[EXERCISE DETAILS]
Copy every line of the listing exactly.

=-=-=

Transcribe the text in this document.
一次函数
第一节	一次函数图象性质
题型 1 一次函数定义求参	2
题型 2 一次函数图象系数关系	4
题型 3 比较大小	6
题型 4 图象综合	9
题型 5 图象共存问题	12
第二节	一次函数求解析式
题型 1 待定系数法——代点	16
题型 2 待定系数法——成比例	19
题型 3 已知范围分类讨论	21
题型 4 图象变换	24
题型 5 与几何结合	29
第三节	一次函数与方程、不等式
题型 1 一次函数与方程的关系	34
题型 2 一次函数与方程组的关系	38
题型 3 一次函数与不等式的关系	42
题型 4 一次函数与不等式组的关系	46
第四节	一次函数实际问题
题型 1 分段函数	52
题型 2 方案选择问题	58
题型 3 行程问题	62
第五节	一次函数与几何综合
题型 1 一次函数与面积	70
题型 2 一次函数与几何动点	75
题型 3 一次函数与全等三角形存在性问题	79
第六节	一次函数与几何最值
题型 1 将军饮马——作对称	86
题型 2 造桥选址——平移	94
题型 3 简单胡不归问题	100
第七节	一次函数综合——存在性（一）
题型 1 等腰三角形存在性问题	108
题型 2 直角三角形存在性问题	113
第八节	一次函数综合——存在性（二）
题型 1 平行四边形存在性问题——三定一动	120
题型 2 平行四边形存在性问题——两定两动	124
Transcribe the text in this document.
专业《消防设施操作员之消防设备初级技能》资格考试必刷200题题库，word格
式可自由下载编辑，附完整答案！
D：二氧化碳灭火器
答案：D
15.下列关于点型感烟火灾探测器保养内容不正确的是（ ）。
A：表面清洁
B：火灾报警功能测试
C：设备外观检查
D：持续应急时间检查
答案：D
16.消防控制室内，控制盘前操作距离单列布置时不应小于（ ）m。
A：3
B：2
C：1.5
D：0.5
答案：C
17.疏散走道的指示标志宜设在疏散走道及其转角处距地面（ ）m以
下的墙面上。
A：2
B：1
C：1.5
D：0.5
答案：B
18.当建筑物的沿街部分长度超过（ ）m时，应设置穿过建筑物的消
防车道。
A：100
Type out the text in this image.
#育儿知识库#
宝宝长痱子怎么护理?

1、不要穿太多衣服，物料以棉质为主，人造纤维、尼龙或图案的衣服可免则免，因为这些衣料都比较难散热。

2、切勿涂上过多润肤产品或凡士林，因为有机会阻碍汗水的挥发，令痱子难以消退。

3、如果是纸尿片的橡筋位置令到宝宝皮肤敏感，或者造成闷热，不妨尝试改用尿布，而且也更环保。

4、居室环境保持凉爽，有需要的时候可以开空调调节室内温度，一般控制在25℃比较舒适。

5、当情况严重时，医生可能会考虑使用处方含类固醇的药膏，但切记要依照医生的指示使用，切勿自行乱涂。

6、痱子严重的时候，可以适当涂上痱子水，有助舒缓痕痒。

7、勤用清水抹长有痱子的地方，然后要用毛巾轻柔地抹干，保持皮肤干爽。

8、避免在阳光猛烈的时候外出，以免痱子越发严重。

=-=-=

[FINAL RESULT]
Transcribe the text in this document.
一次函数
第一节	一次函数图象性质
题型 1 一次函数定义求参	2
题型 2 一次函数图象系数关系	4
题型 3 比较大小	6
题型 4 图象综合	9
题型 5 图象共存问题	12
第二节	一次函数求解析式
题型 1 待定系数法——代点	16
题型 2 待定系数法——成比例	19
题型 3 已知范围分类讨论	21
题型 4 图象变换	24
题型 5 与几何结合	29
第三节	一次函数与方程、不等式
题型 1 一次函数与方程的关系	34
题型 2 一次函数与方程组的关系	38
题型 3 一次函数与不等式的关系	42
题型 4 一次函数与不等式组的关系	46
第四节	一次函数实际问题
题型 1 分段函数	52
题型 2 方案选择问题	58
题型 3 行程问题	62
第五节	一次函数与几何综合
题型 1 一次函数与面积	70
题型 2 一次函数与几何动点	75
题型 3 一次函数与全等三角形存在性问题	79
第六节	一次函数与几何最值
题型 1 将军饮马——作对称	86
题型 2 造桥选址——平移	94
题型 3 简单胡不归问题	100
第七节	一次函数综合——存在性（一）
题型 1 等腰三角形存在性问题	108
题型 2 直角三角形存在性问题	113
第八节	一次函数综合——存在性（二）
题型 1 平行四边形存在性问题——三定一动	120
题型 2 平行四边形存在性问题——两定两动	124
Transcribe the text in this document.
专业《消防设施操作员之消防设备初级技能》资格考试必刷200题题库，word格
式可自由下载编辑，附完整答案！
D：二氧化碳灭火器
答案：D
15.下列关于点型感烟火灾探测器保养内容不正确的是（ ）。
A：表面清洁
B：火灾报警功能测试
C：设备外观检查
D：持续应急时间检查
答案：D
16.消防控制室内，控制盘前操作距离单列布置时不应小于（ ）m。
A：3
B：2
C：1.5
D：0.5
答案：C
17.疏散走道的指示标志宜设在疏散走道及其转角处距地面（ ）m以
下的墙面上。
A：2
B：1
C：1.5
D：0.5
答案：B
18.当建筑物的沿街部分长度超过（ ）m时，应设置穿过建筑物的消
防车道。
A：100
Type out the text in this image.
#育儿知识库#
宝宝长痱子怎么护理?

1、不要穿太多衣服，物料以棉质为主，人造纤维、尼龙或图案的衣服可免则免，因为这些衣料都比较难散热。

2、切勿涂上过多润肤产品或凡士林，因为有机会阻碍汗水的挥发，令痱子难以消退。

3、如果是纸尿片的橡筋位置令到宝宝皮肤敏感，或者造成闷热，不妨尝试改用尿布，而且也更环保。

4、居室环境保持凉爽，有需要的时候可以开空调调节室内温度，一般控制在25℃比较舒适。

5、当情况严重时，医生可能会考虑使用处方含类固醇的药膏，但切记要依照医生的指示使用，切勿自行乱涂。

6、痱子严重的时候，可以适当涂上痱子水，有助舒缓痕痒。

7、勤用清水抹长有痱子的地方，然后要用毛巾轻柔地抹干，保持皮肤干爽。

8、避免在阳光猛烈的时候外出，以免痱子越发严重。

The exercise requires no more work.